** Start Listed records **

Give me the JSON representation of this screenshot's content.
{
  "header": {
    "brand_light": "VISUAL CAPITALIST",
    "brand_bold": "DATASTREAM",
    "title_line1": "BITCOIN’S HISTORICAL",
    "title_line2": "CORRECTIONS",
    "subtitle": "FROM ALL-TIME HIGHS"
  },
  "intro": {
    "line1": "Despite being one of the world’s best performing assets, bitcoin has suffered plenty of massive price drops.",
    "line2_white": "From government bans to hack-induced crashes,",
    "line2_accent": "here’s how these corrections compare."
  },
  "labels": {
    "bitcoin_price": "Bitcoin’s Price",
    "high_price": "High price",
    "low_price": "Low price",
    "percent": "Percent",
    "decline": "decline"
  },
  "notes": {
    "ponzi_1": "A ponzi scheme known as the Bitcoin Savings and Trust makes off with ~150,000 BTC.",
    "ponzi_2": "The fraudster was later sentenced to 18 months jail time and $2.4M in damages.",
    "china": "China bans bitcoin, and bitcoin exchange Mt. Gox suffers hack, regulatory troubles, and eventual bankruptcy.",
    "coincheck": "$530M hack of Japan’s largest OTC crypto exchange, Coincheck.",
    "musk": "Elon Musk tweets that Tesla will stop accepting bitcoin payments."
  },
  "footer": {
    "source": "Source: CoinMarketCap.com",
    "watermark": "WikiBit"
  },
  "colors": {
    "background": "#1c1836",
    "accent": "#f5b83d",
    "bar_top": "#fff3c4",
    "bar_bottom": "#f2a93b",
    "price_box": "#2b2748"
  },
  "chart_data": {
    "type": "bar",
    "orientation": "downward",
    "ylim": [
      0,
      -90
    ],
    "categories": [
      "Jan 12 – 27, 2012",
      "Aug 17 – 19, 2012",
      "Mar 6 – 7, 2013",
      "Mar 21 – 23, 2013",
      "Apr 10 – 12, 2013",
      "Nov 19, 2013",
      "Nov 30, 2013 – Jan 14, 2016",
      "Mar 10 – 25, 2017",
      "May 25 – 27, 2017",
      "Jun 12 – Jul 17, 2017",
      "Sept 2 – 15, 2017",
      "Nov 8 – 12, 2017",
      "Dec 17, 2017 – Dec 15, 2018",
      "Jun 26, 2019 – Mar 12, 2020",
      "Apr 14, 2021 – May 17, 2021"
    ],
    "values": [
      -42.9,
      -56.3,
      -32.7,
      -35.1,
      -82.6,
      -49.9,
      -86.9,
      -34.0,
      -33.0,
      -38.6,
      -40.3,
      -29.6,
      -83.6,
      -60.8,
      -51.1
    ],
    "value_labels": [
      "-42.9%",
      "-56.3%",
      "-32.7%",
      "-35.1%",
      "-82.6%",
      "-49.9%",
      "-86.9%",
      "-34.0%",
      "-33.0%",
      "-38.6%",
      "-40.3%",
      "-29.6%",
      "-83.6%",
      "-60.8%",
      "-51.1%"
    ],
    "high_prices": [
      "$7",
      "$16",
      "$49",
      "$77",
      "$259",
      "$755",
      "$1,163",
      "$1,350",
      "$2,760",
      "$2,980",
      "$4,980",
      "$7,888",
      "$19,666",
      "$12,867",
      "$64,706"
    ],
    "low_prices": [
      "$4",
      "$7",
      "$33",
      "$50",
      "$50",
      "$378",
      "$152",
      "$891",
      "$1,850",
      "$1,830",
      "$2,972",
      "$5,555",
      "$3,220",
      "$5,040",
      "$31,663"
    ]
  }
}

** End Listed records **

### Objective
State the number of lines in the data that include the string "bans", and add nothing else.

### Full output
2